▸ DATA ROWS:
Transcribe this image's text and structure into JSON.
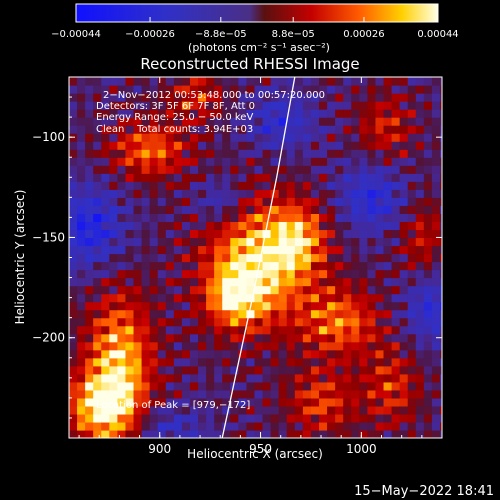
{
  "chart_data": {
    "type": "heatmap",
    "title": "Reconstructed RHESSI Image",
    "xlabel": "Heliocentric X (arcsec)",
    "ylabel": "Heliocentric Y (arcsec)",
    "xlim": [
      855,
      1040
    ],
    "ylim": [
      -250,
      -70
    ],
    "x_ticks": [
      900,
      950,
      1000
    ],
    "x_tick_labels": [
      "900",
      "950",
      "1000"
    ],
    "y_ticks": [
      -100,
      -150,
      -200
    ],
    "y_tick_labels": [
      "−100",
      "−150",
      "−200"
    ],
    "colorbar": {
      "range": [
        -0.00044,
        0.00044
      ],
      "ticks": [
        -0.00044,
        -0.00026,
        -8.8e-05,
        8.8e-05,
        0.00026,
        0.00044
      ],
      "tick_labels": [
        "−0.00044",
        "−0.00026",
        "−8.8e−05",
        "8.8e−05",
        "0.00026",
        "0.00044"
      ],
      "unit_label": "(photons cm⁻² s⁻¹ asec⁻²)"
    },
    "info_lines": [
      "2−Nov−2012 00:53:48.000 to 00:57:20.000",
      "Detectors: 3F 5F 6F 7F 8F, Att 0",
      "Energy Range: 25.0 − 50.0 keV",
      "Clean    Total counts: 3.94E+03"
    ],
    "peak_label": "Location of Peak = [979,−172]",
    "peak": [
      979,
      -172
    ],
    "limb": [
      [
        931,
        -250
      ],
      [
        946,
        -180
      ],
      [
        958,
        -120
      ],
      [
        967,
        -70
      ]
    ],
    "sources": [
      {
        "x": 949,
        "y": -162,
        "amp": 0.00044,
        "sx": 19,
        "sy": 22
      },
      {
        "x": 937,
        "y": -180,
        "amp": 0.00028,
        "sx": 10,
        "sy": 10
      },
      {
        "x": 970,
        "y": -150,
        "amp": 0.00024,
        "sx": 10,
        "sy": 12
      },
      {
        "x": 880,
        "y": -212,
        "amp": 0.0004,
        "sx": 12,
        "sy": 24
      },
      {
        "x": 870,
        "y": -235,
        "amp": 0.00036,
        "sx": 12,
        "sy": 12
      },
      {
        "x": 895,
        "y": -106,
        "amp": 0.0003,
        "sx": 14,
        "sy": 10
      },
      {
        "x": 918,
        "y": -80,
        "amp": 0.00022,
        "sx": 10,
        "sy": 8
      },
      {
        "x": 990,
        "y": -192,
        "amp": 0.0003,
        "sx": 14,
        "sy": 12
      },
      {
        "x": 980,
        "y": -232,
        "amp": 0.00024,
        "sx": 12,
        "sy": 12
      },
      {
        "x": 1012,
        "y": -95,
        "amp": 0.0002,
        "sx": 10,
        "sy": 12
      },
      {
        "x": 1030,
        "y": -150,
        "amp": 0.00018,
        "sx": 8,
        "sy": 14
      },
      {
        "x": 1015,
        "y": -225,
        "amp": 0.00022,
        "sx": 10,
        "sy": 14
      },
      {
        "x": 1005,
        "y": -130,
        "amp": -0.00026,
        "sx": 12,
        "sy": 12
      },
      {
        "x": 930,
        "y": -132,
        "amp": -0.0002,
        "sx": 9,
        "sy": 8
      },
      {
        "x": 865,
        "y": -145,
        "amp": -0.0003,
        "sx": 12,
        "sy": 14
      },
      {
        "x": 1035,
        "y": -185,
        "amp": -0.00024,
        "sx": 10,
        "sy": 12
      },
      {
        "x": 960,
        "y": -92,
        "amp": -0.00022,
        "sx": 12,
        "sy": 10
      },
      {
        "x": 905,
        "y": -245,
        "amp": -0.00018,
        "sx": 12,
        "sy": 8
      }
    ]
  },
  "footer": {
    "date": "15−May−2022 18:41"
  }
}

▸ DIRECTIONS FOR THIS TASK: Using the listing above, show each line holding the string "arcsec".

▸ FINISHED ANSWER:
    "xlabel": "Heliocentric X (arcsec)",
    "ylabel": "Heliocentric Y (arcsec)",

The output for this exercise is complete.